[Start Data]
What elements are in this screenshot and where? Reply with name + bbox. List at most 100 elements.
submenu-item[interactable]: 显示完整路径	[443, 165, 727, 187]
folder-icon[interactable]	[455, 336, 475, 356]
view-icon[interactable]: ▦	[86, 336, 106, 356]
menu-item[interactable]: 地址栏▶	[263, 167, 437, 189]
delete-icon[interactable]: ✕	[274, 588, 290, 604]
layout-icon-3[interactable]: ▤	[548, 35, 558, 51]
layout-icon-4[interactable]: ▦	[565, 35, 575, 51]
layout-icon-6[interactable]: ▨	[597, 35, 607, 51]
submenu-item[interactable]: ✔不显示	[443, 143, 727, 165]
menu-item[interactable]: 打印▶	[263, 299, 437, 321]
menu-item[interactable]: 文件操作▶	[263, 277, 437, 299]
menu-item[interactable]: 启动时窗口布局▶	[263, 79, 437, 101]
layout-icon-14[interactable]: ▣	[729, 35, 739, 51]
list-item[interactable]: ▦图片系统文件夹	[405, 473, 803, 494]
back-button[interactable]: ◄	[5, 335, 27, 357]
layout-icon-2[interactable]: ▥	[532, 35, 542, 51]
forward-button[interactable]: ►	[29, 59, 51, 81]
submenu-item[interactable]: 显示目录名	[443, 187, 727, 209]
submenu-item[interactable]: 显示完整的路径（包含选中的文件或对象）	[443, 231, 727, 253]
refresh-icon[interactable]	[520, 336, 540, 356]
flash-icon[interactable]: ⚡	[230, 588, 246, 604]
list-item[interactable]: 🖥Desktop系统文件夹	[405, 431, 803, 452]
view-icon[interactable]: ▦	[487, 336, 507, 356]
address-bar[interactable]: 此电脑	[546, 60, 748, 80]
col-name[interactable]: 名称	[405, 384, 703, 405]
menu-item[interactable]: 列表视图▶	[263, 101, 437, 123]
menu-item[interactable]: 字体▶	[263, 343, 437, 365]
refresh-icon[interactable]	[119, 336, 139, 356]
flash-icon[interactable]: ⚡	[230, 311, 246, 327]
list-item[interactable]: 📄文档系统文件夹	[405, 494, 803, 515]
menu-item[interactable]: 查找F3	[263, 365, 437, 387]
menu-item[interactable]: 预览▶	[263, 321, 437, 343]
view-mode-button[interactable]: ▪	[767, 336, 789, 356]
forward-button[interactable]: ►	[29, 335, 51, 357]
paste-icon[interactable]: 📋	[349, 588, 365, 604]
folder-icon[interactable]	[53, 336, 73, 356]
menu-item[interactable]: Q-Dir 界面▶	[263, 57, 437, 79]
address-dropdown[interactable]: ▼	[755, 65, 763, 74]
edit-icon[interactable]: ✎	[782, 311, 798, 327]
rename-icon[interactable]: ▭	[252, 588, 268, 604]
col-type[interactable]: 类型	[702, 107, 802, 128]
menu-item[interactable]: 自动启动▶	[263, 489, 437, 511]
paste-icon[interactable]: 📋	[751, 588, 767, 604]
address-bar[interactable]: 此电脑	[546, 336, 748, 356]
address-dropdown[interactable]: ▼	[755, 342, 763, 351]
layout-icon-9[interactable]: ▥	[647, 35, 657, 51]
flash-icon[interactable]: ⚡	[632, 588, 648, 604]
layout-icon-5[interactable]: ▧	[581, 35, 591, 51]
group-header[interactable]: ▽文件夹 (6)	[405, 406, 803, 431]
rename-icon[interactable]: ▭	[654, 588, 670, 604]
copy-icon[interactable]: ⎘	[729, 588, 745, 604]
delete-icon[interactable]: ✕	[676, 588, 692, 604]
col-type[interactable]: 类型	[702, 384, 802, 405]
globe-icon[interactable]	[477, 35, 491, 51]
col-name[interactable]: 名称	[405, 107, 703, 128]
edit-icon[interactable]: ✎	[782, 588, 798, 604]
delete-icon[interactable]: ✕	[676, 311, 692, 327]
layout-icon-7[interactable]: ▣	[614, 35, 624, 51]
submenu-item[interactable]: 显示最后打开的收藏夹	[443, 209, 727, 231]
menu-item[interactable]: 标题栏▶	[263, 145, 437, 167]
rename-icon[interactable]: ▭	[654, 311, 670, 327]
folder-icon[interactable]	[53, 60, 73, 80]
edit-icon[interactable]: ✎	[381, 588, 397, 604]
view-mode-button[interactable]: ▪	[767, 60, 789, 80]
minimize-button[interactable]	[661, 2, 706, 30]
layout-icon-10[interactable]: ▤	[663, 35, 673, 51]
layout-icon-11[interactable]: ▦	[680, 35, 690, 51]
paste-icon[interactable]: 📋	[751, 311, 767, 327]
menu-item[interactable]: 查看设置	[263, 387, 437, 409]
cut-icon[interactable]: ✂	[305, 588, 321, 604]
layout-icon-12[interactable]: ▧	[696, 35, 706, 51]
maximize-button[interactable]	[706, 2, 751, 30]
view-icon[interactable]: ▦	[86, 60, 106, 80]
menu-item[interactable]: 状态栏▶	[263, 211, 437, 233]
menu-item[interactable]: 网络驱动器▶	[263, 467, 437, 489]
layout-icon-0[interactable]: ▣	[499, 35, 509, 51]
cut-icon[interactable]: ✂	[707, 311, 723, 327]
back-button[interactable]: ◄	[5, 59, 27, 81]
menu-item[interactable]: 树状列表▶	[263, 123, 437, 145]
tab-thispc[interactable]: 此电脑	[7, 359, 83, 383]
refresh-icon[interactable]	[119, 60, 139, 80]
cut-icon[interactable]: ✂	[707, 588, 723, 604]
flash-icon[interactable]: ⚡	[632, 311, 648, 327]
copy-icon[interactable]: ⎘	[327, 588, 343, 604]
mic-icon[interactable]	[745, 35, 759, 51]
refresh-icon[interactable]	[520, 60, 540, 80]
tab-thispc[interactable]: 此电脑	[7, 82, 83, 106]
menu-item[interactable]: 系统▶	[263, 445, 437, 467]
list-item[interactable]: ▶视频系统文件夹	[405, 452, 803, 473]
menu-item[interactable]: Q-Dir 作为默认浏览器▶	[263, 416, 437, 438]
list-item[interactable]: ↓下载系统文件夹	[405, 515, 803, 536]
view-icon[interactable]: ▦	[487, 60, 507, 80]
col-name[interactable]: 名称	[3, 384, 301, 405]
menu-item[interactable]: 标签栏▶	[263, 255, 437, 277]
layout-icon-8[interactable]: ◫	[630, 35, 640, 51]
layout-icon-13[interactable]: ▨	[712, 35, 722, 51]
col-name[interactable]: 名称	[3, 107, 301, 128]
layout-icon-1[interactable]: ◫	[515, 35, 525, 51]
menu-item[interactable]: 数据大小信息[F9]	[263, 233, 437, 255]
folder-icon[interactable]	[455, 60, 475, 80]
[End Data]
*Written exercise*: Can you duplicate the part of the material that opens at its first line and closes with the line containing "143, 727, 165]", keeping both ends and nothing else?

*Written solution*:
What elements are in this screenshot and where? Reply with name + bbox. List at most 100 elements.
submenu-item[interactable]: 显示完整路径	[443, 165, 727, 187]
folder-icon[interactable]	[455, 336, 475, 356]
view-icon[interactable]: ▦	[86, 336, 106, 356]
menu-item[interactable]: 地址栏▶	[263, 167, 437, 189]
delete-icon[interactable]: ✕	[274, 588, 290, 604]
layout-icon-3[interactable]: ▤	[548, 35, 558, 51]
layout-icon-4[interactable]: ▦	[565, 35, 575, 51]
layout-icon-6[interactable]: ▨	[597, 35, 607, 51]
submenu-item[interactable]: ✔不显示	[443, 143, 727, 165]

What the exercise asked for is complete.